▸ **Do this**: Find the lines containing the word "route" and copy every one of them.

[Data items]
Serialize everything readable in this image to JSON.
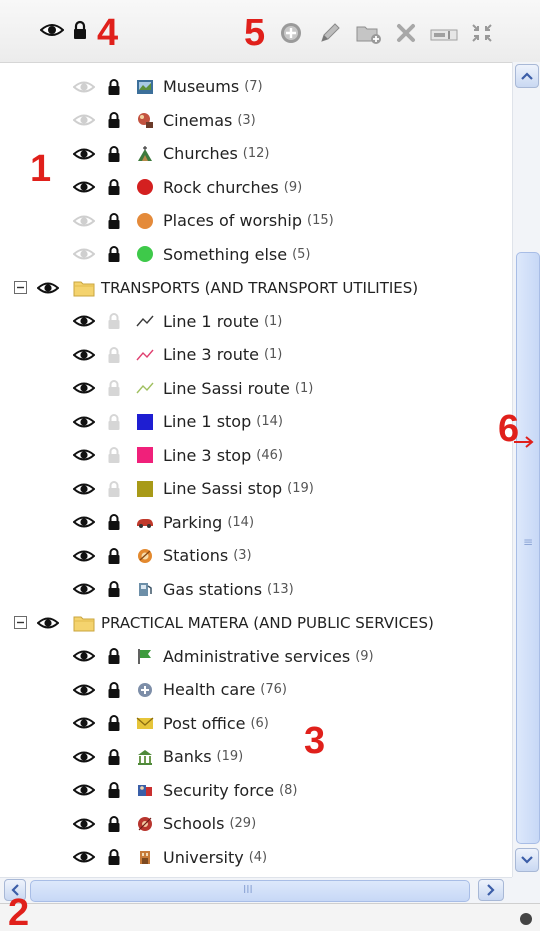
{
  "markers": {
    "m1": "1",
    "m2": "2",
    "m3": "3",
    "m4": "4",
    "m5": "5",
    "m6": "6"
  },
  "toolbar": {
    "icons": [
      "eye-icon",
      "lock-icon",
      "add-icon",
      "edit-icon",
      "folder-add-icon",
      "delete-icon",
      "rename-icon",
      "collapse-icon"
    ]
  },
  "groups": [
    {
      "label": "TRANSPORTS (AND TRANSPORT UTILITIES)"
    },
    {
      "label": "PRACTICAL MATERA (AND PUBLIC SERVICES)"
    }
  ],
  "items": [
    {
      "label": "Museums",
      "count": "(7)",
      "eye": "dim",
      "lock": "dark",
      "symbol": "museum-icon"
    },
    {
      "label": "Cinemas",
      "count": "(3)",
      "eye": "dim",
      "lock": "dark",
      "symbol": "cinema-icon"
    },
    {
      "label": "Churches",
      "count": "(12)",
      "eye": "dark",
      "lock": "dark",
      "symbol": "church-icon"
    },
    {
      "label": "Rock churches",
      "count": "(9)",
      "eye": "dark",
      "lock": "dark",
      "symbol": "dot",
      "color": "#d42020"
    },
    {
      "label": "Places of worship",
      "count": "(15)",
      "eye": "dim",
      "lock": "dark",
      "symbol": "dot",
      "color": "#e48a3a"
    },
    {
      "label": "Something else",
      "count": "(5)",
      "eye": "dim",
      "lock": "dark",
      "symbol": "dot",
      "color": "#3ec94a"
    },
    {
      "label": "Line 1 route",
      "count": "(1)",
      "eye": "dark",
      "lock": "dim",
      "symbol": "line",
      "color": "#3a3a3a"
    },
    {
      "label": "Line 3 route",
      "count": "(1)",
      "eye": "dark",
      "lock": "dim",
      "symbol": "line",
      "color": "#e04070"
    },
    {
      "label": "Line Sassi route",
      "count": "(1)",
      "eye": "dark",
      "lock": "dim",
      "symbol": "line",
      "color": "#a0c060"
    },
    {
      "label": "Line 1 stop",
      "count": "(14)",
      "eye": "dark",
      "lock": "dim",
      "symbol": "square",
      "color": "#1e1ed2"
    },
    {
      "label": "Line 3 stop",
      "count": "(46)",
      "eye": "dark",
      "lock": "dim",
      "symbol": "square",
      "color": "#f0207a"
    },
    {
      "label": "Line Sassi stop",
      "count": "(19)",
      "eye": "dark",
      "lock": "dim",
      "symbol": "square",
      "color": "#a89a18"
    },
    {
      "label": "Parking",
      "count": "(14)",
      "eye": "dark",
      "lock": "dark",
      "symbol": "parking-icon"
    },
    {
      "label": "Stations",
      "count": "(3)",
      "eye": "dark",
      "lock": "dark",
      "symbol": "station-icon"
    },
    {
      "label": "Gas stations",
      "count": "(13)",
      "eye": "dark",
      "lock": "dark",
      "symbol": "gas-station-icon"
    },
    {
      "label": "Administrative services",
      "count": "(9)",
      "eye": "dark",
      "lock": "dark",
      "symbol": "flag-icon"
    },
    {
      "label": "Health care",
      "count": "(76)",
      "eye": "dark",
      "lock": "dark",
      "symbol": "health-icon"
    },
    {
      "label": "Post office",
      "count": "(6)",
      "eye": "dark",
      "lock": "dark",
      "symbol": "post-icon"
    },
    {
      "label": "Banks",
      "count": "(19)",
      "eye": "dark",
      "lock": "dark",
      "symbol": "bank-icon"
    },
    {
      "label": "Security force",
      "count": "(8)",
      "eye": "dark",
      "lock": "dark",
      "symbol": "security-icon"
    },
    {
      "label": "Schools",
      "count": "(29)",
      "eye": "dark",
      "lock": "dark",
      "symbol": "school-icon"
    },
    {
      "label": "University",
      "count": "(4)",
      "eye": "dark",
      "lock": "dark",
      "symbol": "university-icon"
    }
  ],
  "scroll": {
    "hthumb_grip": "III",
    "vthumb_grip": "≡"
  }
}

▸ **Answer below**:
      "label": "Line 1 route",
      "label": "Line 3 route",
      "label": "Line Sassi route",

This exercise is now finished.